AIM OF THE TASK
Report how many lines contain "médian". Give the number and nothing else.
+++ EXCERPTED RECORDS +++
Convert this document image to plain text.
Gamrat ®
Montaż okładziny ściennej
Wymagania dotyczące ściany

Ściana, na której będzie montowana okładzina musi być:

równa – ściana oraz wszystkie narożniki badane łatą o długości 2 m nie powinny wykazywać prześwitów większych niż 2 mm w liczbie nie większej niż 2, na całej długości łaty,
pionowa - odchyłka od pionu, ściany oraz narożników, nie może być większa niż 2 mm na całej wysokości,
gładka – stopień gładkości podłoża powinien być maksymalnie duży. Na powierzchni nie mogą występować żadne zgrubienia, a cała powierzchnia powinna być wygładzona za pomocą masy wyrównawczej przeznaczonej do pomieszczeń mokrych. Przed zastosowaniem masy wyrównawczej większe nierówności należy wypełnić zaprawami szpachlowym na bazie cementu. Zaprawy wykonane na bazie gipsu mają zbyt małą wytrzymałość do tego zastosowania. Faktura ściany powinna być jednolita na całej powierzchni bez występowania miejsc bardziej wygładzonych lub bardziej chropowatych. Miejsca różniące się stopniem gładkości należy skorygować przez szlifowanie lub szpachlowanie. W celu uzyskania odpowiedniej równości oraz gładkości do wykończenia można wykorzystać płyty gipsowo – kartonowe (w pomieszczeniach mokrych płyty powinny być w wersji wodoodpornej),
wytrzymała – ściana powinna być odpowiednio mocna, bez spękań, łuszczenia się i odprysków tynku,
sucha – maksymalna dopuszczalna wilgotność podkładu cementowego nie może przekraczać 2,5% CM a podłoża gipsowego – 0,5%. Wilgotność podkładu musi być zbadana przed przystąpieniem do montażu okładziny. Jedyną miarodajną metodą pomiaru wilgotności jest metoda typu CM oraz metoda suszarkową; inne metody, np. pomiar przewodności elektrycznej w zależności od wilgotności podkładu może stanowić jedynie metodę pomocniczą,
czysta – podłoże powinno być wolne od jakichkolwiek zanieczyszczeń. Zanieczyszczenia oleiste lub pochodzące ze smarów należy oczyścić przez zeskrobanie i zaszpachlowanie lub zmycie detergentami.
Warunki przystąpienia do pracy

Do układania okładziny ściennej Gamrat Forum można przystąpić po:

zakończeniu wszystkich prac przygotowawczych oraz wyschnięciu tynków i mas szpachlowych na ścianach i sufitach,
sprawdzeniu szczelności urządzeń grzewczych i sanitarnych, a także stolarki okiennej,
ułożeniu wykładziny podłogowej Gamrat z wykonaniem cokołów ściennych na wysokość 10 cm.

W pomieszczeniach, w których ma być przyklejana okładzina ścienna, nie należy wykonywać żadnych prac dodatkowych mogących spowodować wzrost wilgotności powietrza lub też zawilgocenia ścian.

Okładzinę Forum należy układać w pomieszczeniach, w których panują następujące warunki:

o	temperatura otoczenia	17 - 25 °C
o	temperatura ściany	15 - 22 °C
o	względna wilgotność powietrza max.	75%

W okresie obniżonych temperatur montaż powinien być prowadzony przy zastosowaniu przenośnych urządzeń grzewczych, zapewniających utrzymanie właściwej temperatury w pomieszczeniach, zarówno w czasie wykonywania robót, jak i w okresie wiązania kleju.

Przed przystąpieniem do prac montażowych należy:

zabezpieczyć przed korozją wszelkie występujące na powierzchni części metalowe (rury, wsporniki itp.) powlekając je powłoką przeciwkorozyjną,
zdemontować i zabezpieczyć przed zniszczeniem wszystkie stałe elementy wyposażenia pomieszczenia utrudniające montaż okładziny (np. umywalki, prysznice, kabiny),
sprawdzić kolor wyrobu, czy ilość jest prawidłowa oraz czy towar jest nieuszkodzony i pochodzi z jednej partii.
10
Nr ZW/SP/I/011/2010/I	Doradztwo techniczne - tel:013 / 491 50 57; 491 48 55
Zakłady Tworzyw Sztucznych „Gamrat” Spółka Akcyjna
+++
+++ EXCERPTED RECORDS +++
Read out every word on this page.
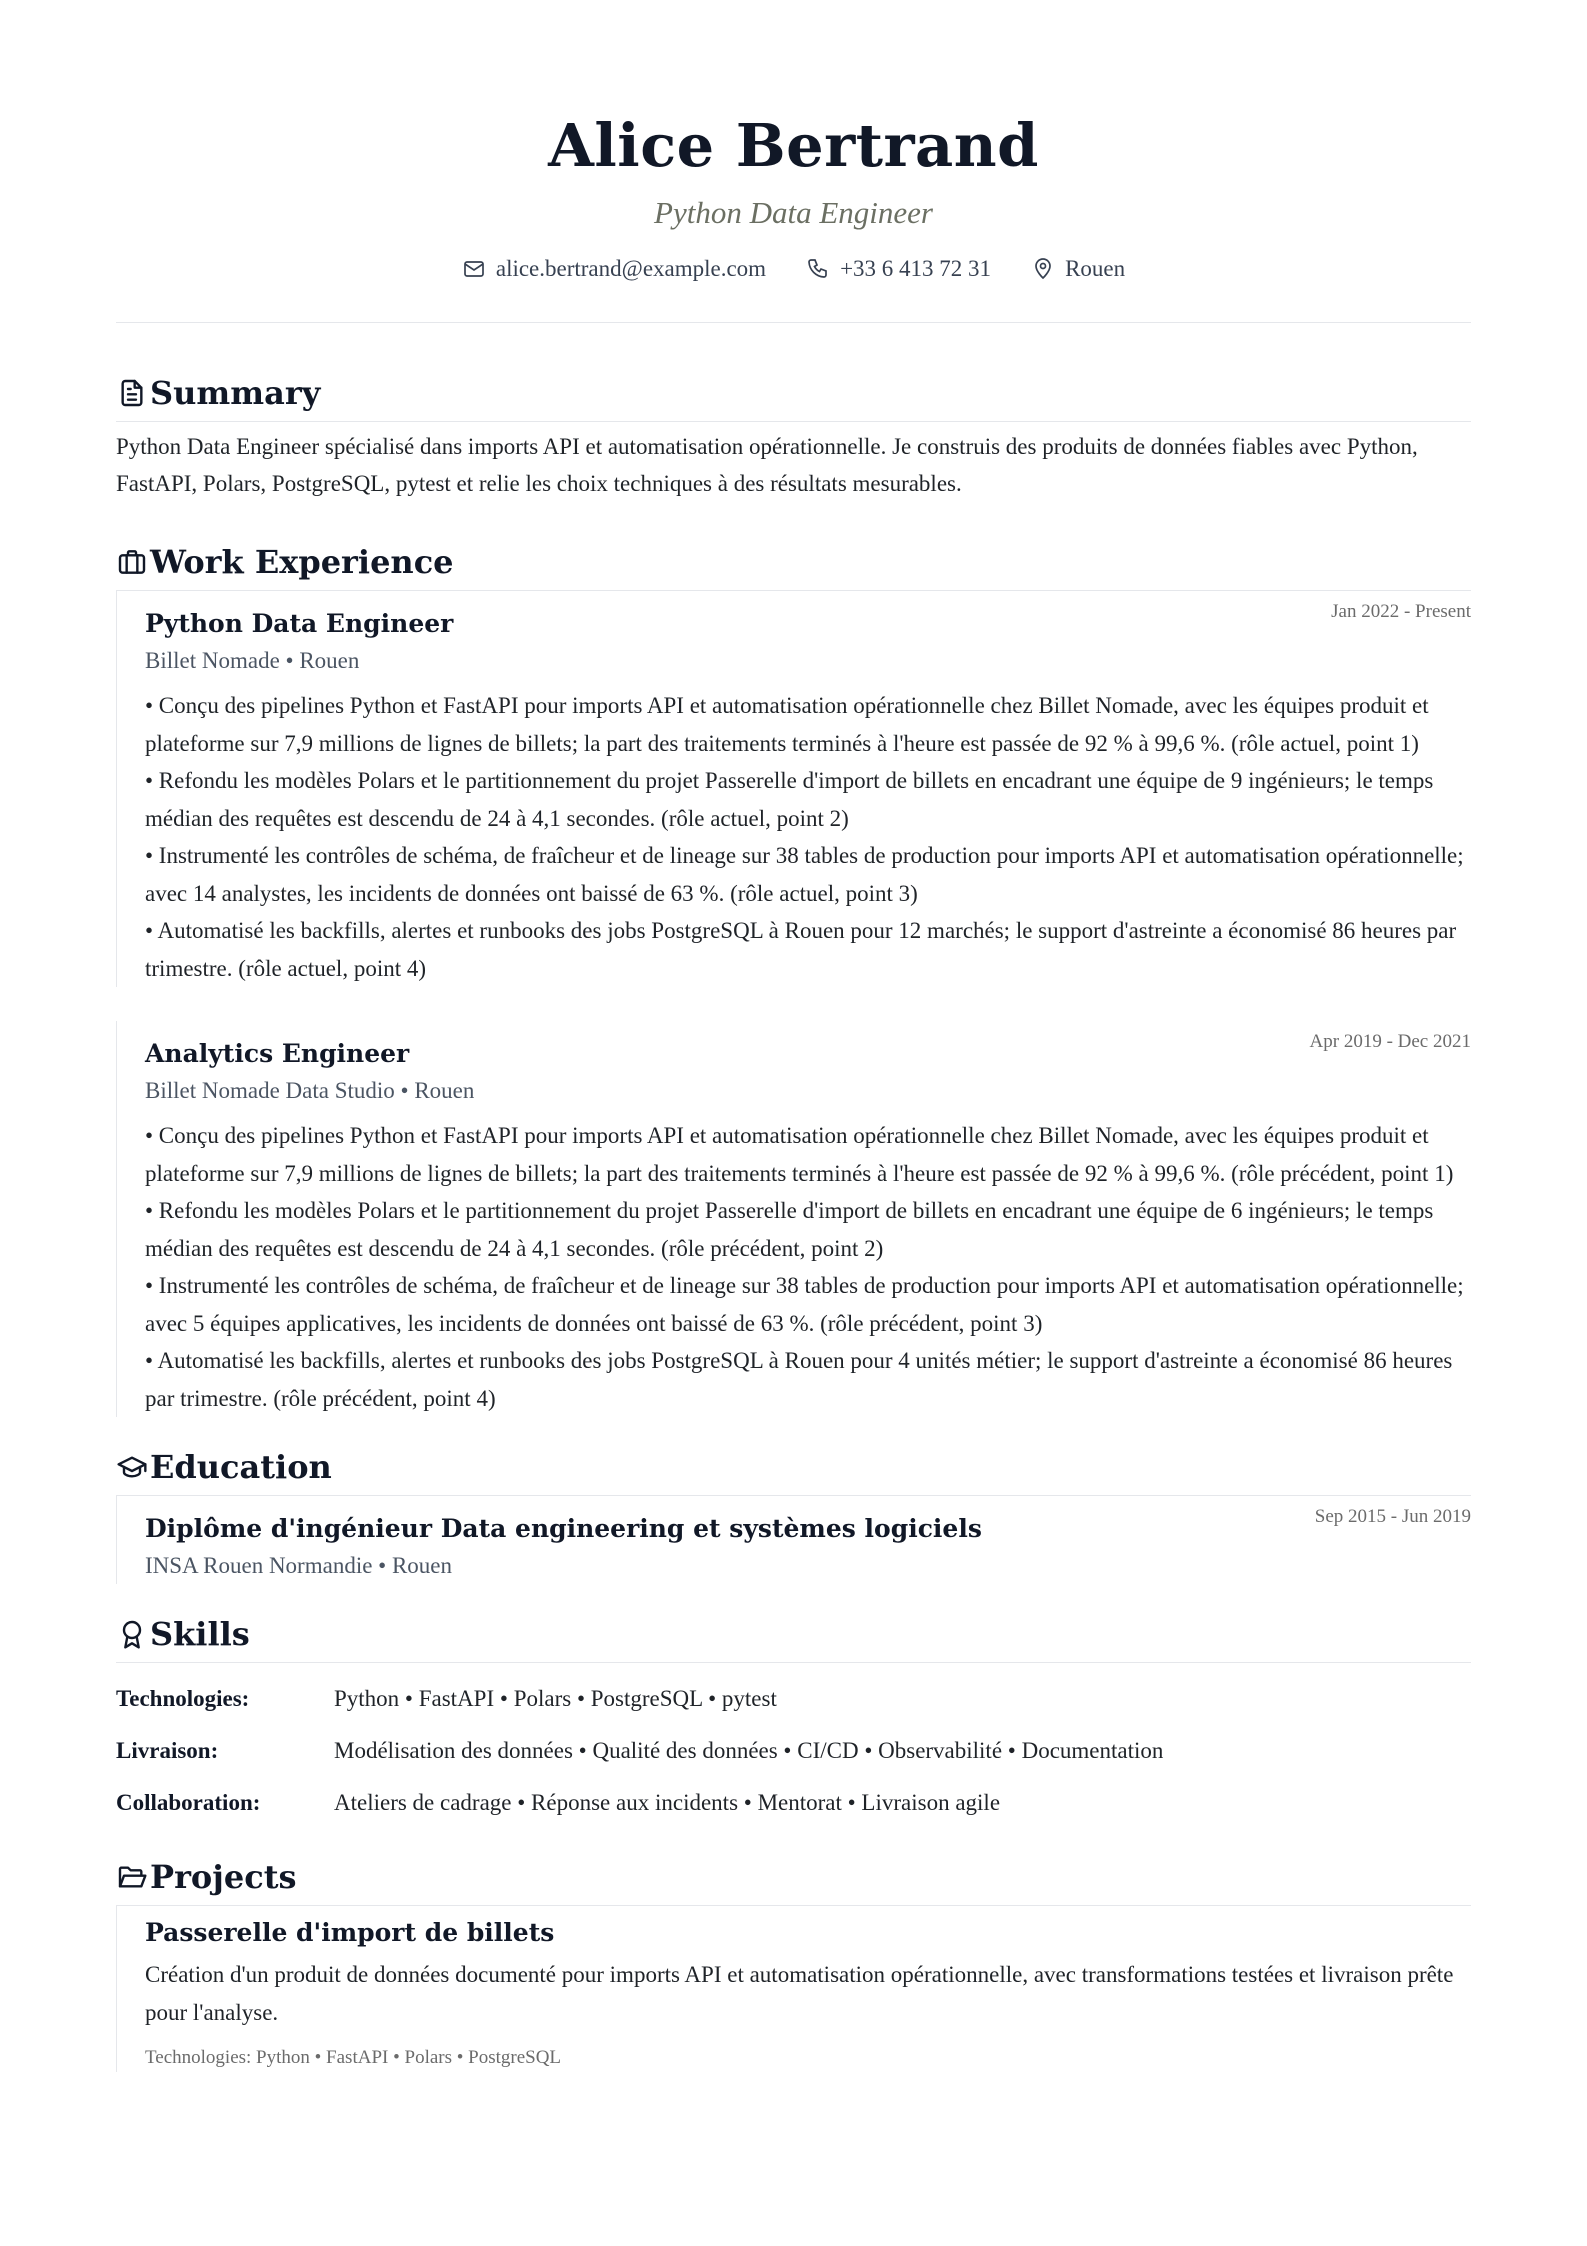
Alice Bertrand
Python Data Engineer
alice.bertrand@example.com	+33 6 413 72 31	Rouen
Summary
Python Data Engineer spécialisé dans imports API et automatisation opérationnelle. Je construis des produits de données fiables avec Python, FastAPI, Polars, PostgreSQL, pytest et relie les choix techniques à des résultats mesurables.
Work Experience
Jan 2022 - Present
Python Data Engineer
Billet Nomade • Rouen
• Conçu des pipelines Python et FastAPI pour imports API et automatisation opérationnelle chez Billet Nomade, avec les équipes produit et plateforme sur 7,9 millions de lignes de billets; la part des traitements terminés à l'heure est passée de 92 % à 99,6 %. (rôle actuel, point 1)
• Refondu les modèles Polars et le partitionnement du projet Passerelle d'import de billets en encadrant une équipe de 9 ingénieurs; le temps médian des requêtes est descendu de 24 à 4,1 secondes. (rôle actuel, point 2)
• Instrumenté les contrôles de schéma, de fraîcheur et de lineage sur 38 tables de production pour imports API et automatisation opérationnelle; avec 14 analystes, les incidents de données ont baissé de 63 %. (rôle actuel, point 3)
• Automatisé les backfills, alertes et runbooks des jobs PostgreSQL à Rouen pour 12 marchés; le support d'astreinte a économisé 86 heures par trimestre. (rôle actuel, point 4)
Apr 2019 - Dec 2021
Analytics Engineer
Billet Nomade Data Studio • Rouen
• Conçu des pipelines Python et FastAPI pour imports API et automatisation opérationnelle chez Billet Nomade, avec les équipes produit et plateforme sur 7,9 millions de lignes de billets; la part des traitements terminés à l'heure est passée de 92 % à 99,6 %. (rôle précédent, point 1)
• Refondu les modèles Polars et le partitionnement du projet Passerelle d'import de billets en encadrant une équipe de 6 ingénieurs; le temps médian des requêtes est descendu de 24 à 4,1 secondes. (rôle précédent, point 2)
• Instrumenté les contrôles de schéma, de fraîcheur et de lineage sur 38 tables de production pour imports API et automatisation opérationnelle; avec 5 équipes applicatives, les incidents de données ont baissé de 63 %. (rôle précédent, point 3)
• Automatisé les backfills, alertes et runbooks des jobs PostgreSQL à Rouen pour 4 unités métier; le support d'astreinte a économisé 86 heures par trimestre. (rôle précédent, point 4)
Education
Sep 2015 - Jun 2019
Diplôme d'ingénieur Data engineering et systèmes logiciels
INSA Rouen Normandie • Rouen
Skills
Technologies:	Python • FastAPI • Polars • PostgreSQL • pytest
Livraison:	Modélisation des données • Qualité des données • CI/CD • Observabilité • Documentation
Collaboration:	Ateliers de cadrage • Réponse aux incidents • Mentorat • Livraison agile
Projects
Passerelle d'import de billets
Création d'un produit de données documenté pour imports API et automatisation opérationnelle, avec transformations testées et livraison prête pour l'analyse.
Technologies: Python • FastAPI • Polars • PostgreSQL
+++
+++ EXCERPTED RECORDS +++
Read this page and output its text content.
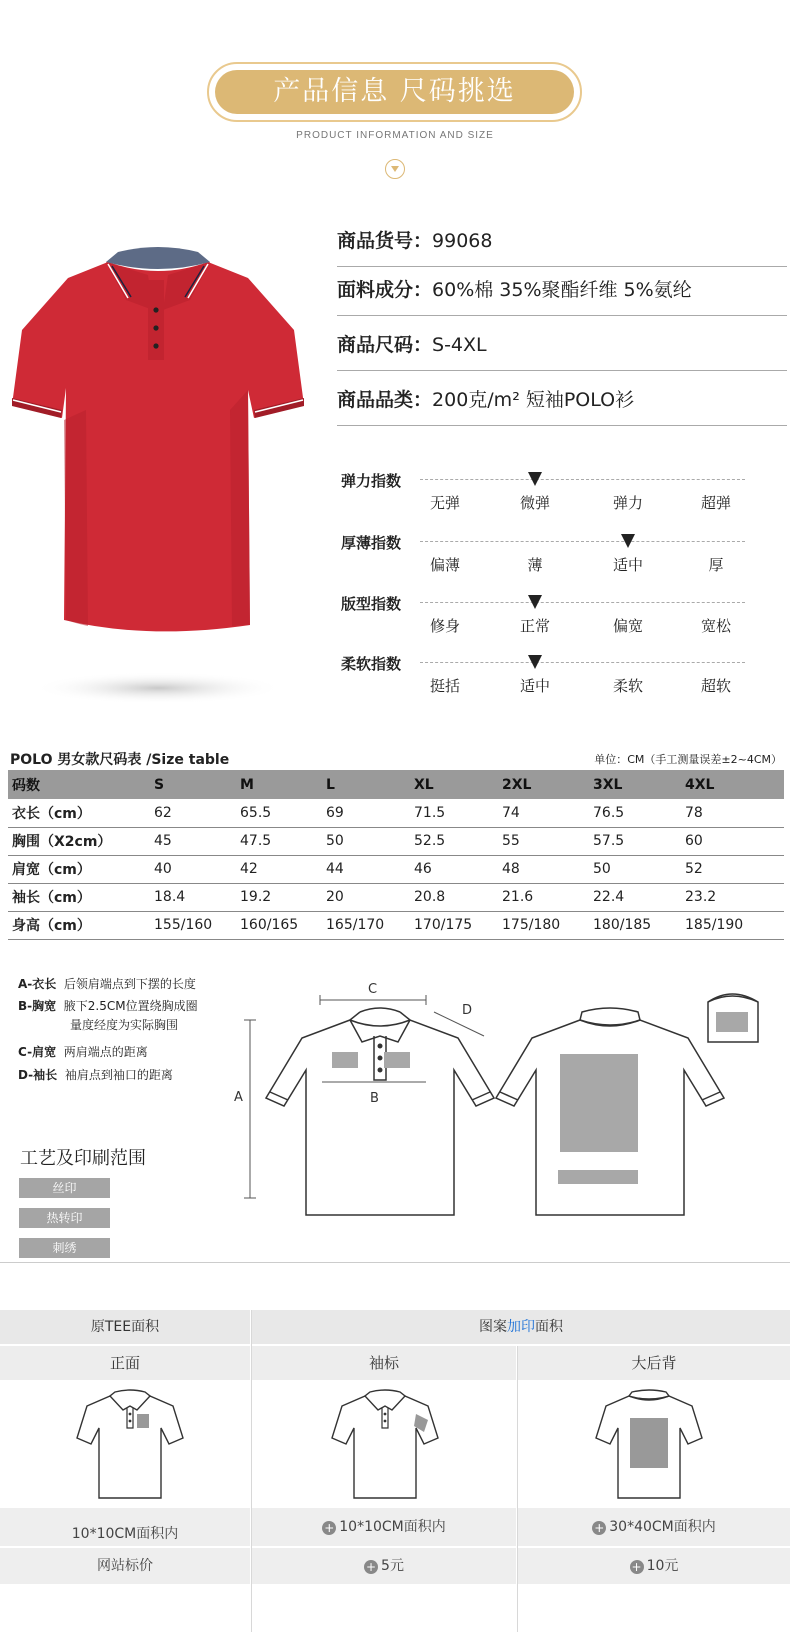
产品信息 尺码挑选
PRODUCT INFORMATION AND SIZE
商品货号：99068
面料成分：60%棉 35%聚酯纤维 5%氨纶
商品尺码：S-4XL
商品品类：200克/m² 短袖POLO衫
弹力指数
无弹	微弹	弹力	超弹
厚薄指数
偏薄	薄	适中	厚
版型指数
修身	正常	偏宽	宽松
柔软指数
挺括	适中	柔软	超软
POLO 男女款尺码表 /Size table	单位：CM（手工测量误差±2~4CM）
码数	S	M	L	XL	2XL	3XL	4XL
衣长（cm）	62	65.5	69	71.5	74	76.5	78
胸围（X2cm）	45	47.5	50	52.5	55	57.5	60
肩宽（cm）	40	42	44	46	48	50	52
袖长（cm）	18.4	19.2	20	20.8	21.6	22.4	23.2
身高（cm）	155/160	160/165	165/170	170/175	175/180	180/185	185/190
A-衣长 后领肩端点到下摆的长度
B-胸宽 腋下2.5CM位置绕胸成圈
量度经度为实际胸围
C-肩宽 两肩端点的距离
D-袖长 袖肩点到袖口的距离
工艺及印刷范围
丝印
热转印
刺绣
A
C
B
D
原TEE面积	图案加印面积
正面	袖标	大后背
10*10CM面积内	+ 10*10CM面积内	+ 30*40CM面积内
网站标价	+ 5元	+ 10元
+++
FINAL RESULT
2